RECORDS SUPPLIED:
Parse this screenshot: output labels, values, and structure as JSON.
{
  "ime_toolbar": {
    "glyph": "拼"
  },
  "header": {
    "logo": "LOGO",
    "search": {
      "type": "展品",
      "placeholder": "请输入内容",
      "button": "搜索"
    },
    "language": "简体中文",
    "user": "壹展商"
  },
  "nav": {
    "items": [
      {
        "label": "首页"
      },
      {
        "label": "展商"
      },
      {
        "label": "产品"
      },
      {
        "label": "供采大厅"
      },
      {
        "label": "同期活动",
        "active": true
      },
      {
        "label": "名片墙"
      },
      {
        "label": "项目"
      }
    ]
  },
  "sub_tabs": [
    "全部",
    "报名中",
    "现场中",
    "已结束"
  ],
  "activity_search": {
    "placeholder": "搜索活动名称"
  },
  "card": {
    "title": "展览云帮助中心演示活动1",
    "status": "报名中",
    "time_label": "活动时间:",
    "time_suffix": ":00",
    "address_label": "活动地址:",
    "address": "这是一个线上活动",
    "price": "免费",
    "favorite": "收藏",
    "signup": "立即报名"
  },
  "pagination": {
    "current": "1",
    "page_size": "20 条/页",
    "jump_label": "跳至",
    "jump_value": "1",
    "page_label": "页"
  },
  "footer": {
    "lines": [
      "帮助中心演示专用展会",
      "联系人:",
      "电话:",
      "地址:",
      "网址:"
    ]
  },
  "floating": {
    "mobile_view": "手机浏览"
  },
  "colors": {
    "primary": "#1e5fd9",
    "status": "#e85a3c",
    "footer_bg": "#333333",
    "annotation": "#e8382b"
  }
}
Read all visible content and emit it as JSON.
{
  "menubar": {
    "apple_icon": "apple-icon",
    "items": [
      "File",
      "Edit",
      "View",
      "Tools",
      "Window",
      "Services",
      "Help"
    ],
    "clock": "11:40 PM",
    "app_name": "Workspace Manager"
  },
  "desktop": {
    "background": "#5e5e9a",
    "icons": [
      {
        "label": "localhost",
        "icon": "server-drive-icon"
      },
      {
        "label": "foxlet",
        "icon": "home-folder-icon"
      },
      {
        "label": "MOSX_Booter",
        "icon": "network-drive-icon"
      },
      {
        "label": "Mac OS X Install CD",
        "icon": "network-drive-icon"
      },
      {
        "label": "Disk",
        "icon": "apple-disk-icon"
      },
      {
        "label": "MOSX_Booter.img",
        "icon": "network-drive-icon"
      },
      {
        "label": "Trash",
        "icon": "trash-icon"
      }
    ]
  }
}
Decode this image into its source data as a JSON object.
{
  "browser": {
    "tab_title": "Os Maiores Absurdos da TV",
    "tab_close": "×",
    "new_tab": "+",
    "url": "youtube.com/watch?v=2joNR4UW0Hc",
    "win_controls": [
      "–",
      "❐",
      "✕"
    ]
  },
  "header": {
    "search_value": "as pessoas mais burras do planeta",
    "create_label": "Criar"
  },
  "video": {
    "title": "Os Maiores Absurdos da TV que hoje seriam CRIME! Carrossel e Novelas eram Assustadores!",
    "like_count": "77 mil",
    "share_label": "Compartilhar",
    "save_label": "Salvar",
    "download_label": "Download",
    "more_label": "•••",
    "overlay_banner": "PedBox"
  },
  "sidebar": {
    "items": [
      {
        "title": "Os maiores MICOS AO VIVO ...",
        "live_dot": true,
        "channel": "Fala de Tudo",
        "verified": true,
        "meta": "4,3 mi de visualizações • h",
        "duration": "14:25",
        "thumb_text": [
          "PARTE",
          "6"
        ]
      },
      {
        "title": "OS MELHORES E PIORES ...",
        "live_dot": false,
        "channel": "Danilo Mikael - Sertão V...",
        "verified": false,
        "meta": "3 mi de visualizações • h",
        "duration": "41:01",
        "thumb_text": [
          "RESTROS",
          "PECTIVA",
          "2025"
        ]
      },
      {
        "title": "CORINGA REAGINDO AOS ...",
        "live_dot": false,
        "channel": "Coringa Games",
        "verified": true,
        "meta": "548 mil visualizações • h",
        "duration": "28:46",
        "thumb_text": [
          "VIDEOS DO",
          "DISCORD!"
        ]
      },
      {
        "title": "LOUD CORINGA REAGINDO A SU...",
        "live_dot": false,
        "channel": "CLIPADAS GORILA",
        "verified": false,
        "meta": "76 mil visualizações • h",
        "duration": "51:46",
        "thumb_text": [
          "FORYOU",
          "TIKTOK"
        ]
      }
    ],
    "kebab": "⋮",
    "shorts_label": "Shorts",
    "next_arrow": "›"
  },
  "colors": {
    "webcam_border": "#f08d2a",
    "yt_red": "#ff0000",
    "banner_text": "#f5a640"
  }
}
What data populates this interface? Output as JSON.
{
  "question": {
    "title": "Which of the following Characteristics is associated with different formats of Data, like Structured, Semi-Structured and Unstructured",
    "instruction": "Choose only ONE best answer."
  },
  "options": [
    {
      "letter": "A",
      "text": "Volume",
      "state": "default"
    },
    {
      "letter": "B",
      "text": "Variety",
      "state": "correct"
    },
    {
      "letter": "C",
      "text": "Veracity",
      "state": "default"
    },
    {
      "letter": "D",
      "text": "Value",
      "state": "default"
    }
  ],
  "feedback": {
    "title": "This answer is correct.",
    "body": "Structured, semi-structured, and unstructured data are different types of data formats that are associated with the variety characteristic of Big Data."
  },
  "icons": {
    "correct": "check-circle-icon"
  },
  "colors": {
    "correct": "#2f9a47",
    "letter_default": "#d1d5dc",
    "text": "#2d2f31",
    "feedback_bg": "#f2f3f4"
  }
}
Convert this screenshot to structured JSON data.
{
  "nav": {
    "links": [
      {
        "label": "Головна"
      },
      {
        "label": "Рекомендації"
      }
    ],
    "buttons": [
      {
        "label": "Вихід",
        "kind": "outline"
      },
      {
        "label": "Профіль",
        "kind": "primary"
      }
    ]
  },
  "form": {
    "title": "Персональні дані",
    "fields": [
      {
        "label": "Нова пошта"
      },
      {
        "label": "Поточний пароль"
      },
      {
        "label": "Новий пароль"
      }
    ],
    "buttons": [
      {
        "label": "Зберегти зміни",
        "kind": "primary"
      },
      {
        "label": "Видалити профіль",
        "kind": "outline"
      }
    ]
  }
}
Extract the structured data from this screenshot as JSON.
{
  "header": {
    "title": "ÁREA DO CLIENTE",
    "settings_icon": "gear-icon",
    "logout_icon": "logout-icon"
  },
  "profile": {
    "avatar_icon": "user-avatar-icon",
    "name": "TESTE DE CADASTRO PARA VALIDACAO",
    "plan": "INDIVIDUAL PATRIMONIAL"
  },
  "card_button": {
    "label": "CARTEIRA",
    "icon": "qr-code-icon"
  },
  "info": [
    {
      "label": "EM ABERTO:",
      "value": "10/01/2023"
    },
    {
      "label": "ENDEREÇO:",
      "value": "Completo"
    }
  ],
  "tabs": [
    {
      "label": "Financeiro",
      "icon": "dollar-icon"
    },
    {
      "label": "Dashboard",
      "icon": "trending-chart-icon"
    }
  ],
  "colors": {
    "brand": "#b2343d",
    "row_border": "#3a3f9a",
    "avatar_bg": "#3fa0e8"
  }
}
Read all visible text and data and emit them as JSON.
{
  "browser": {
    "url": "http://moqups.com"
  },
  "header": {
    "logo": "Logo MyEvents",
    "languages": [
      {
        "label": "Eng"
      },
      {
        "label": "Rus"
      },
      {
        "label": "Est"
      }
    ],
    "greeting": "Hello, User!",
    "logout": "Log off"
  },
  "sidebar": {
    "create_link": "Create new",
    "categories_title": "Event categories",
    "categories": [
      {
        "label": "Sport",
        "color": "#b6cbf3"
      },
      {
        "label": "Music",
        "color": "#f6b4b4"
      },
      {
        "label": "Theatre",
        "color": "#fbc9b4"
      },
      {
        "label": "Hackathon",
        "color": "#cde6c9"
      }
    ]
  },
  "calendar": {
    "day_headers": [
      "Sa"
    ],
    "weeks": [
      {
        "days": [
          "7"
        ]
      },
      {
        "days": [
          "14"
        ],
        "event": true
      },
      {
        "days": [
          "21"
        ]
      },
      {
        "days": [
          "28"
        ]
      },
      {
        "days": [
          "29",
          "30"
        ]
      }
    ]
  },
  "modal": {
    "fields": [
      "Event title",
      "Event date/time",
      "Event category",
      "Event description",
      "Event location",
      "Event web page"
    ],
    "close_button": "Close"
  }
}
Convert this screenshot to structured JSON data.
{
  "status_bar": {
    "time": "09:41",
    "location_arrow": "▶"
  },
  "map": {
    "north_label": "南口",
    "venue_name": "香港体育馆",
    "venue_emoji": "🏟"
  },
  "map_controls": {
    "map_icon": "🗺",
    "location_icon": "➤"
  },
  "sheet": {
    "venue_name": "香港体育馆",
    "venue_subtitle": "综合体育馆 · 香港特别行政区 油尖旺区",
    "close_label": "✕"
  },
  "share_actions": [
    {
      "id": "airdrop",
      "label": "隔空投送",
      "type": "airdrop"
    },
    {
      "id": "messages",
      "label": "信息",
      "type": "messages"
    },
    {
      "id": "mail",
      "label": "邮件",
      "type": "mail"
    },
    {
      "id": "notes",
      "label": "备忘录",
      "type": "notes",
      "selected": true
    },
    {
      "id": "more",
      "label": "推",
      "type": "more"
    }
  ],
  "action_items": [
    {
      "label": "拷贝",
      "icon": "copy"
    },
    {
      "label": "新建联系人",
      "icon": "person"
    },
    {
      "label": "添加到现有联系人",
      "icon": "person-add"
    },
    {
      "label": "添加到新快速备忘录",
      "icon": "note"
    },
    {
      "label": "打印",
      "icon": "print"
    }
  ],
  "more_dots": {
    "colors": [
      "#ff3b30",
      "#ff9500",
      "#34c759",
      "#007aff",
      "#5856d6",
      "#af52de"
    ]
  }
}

WHAT IS NEEDED:
Pull out all lines from the entries above in which the word "channel" appears.

FINISHED TASK:
        "channel": "Fala de Tudo",
        "channel": "Danilo Mikael - Sertão V...",
        "channel": "Coringa Games",
        "channel": "CLIPADAS GORILA",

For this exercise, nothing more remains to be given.